RECORDS SUPPLIED -
^^^^

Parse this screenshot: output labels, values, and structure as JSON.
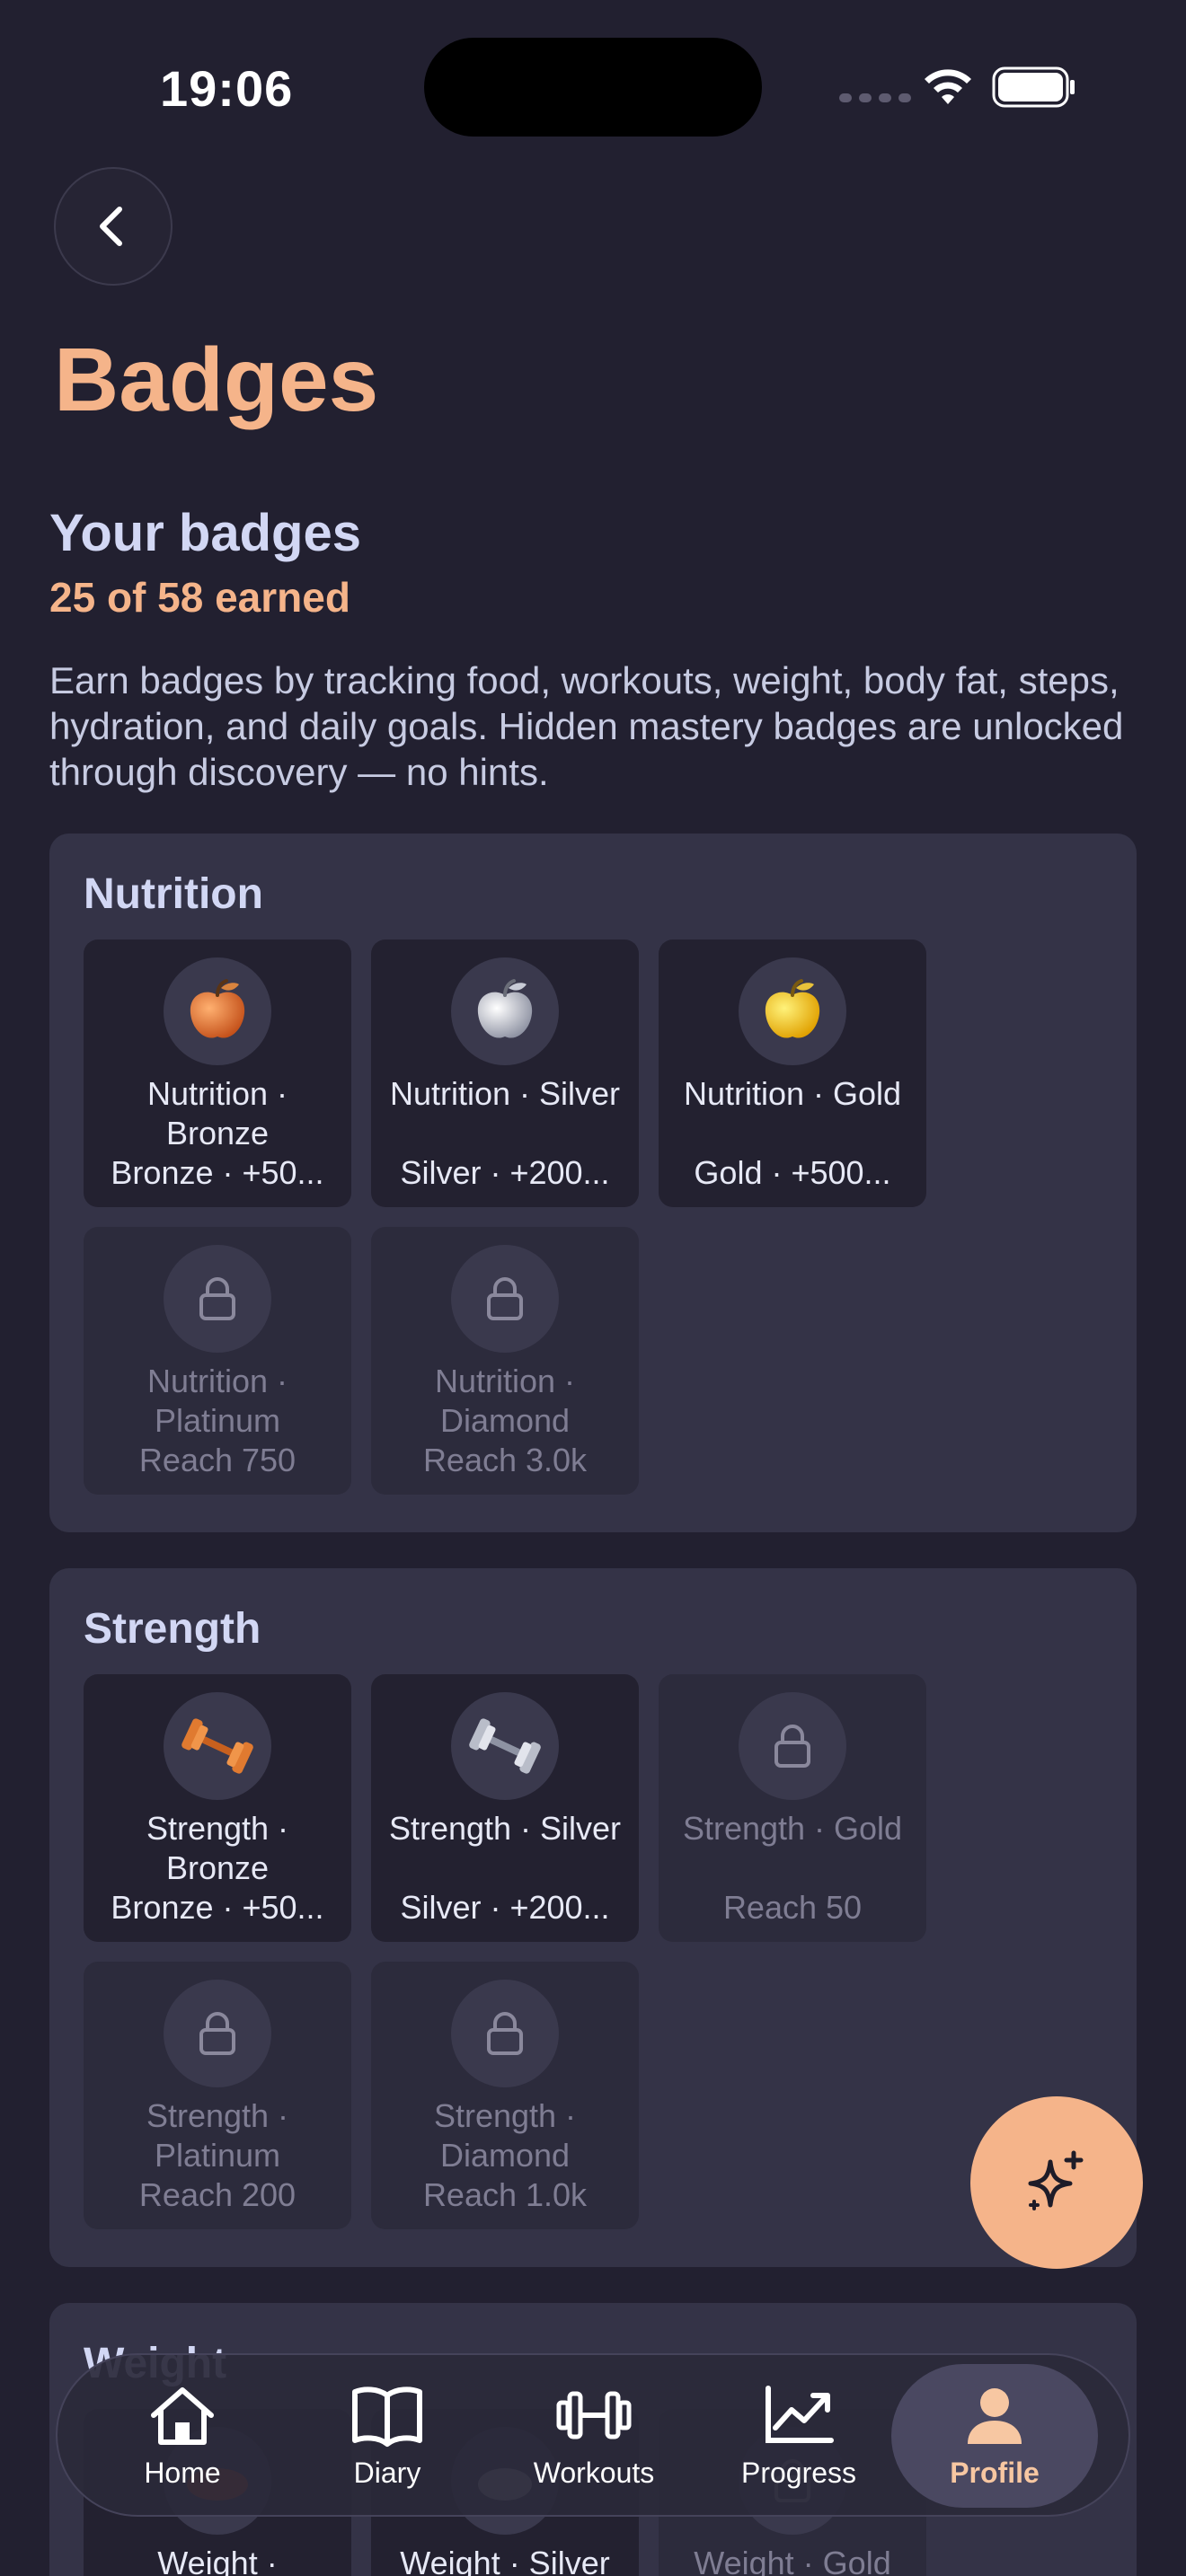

^^^^

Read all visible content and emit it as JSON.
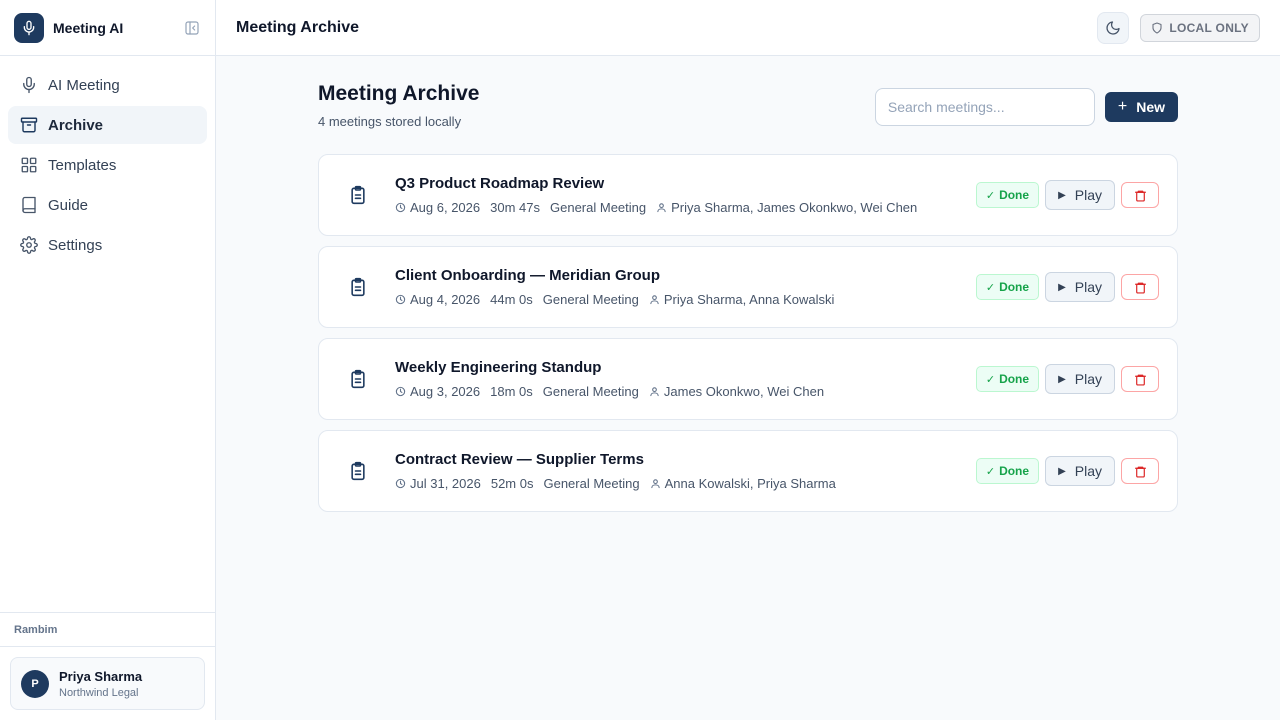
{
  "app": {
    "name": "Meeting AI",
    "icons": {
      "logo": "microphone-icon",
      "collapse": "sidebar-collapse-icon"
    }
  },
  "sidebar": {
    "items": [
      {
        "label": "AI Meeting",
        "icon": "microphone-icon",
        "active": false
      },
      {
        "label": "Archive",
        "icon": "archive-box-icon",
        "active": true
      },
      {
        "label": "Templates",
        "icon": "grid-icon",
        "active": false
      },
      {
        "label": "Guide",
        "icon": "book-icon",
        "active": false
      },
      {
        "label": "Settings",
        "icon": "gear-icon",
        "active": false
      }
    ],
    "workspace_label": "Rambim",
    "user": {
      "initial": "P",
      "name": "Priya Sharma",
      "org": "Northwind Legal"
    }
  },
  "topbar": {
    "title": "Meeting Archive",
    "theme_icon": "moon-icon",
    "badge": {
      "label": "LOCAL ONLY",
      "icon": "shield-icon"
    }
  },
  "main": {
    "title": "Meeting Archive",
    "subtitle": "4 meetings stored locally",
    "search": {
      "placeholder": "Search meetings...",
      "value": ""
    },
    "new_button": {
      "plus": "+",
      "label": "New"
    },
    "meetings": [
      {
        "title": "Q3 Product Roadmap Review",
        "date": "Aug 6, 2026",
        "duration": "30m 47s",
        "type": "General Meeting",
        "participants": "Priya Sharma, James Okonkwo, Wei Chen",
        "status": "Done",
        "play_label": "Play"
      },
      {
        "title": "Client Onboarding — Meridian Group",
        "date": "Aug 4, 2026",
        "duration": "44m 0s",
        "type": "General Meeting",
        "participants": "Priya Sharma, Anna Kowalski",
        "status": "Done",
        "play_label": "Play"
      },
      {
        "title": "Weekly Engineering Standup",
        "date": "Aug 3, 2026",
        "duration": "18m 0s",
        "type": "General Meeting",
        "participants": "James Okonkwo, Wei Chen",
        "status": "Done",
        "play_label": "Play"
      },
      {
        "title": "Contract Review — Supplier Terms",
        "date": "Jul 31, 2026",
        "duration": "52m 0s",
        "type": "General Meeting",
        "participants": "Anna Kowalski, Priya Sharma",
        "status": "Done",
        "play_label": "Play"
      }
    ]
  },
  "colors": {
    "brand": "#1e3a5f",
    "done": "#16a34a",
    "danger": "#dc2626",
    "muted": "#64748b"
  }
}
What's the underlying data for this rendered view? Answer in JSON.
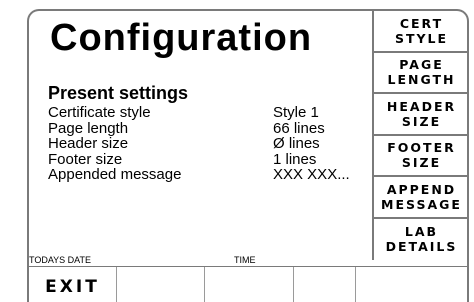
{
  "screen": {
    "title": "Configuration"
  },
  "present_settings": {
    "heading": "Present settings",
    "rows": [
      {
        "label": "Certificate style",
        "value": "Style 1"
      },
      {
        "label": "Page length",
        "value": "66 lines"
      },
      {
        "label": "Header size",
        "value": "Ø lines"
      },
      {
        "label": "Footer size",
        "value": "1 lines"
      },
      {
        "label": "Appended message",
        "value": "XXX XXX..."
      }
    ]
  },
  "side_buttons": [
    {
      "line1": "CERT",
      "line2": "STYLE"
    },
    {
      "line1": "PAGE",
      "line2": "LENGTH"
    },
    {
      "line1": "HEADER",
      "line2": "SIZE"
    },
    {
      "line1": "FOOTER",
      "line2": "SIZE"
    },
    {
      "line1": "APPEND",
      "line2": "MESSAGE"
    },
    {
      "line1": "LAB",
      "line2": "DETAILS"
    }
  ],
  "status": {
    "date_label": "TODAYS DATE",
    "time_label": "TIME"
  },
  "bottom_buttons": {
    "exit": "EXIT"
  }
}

^^^^

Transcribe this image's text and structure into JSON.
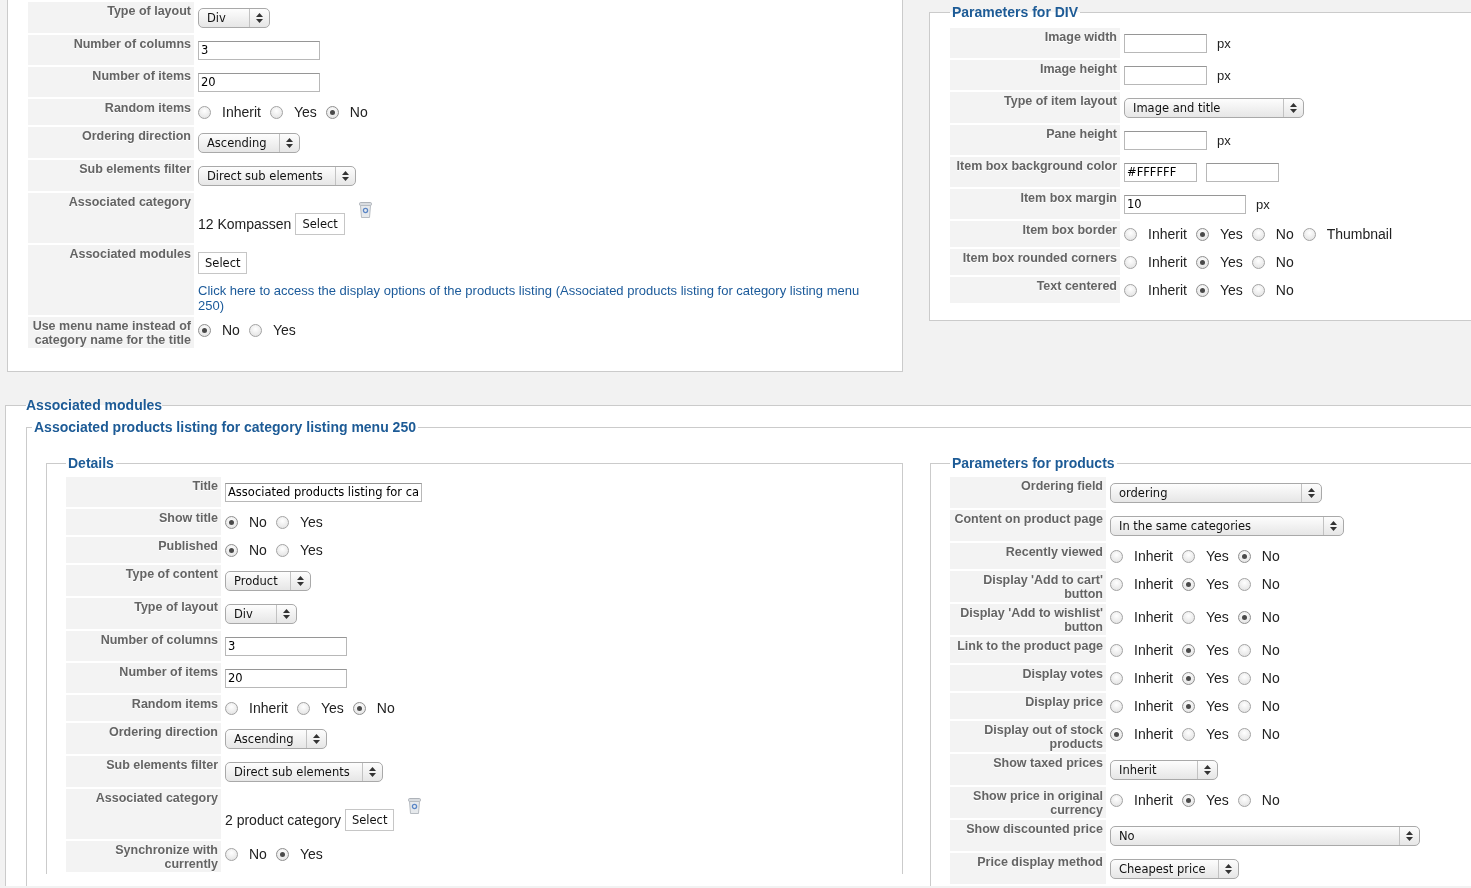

^^^^

WHAT TO PRODUCE -
Find the lines containing "structure" and pull them out.

RESULT OF THIS TASK -
Parse this screenshot: output labels, values, and structure as JSON.
Transcribe this image's text and structure into JSON.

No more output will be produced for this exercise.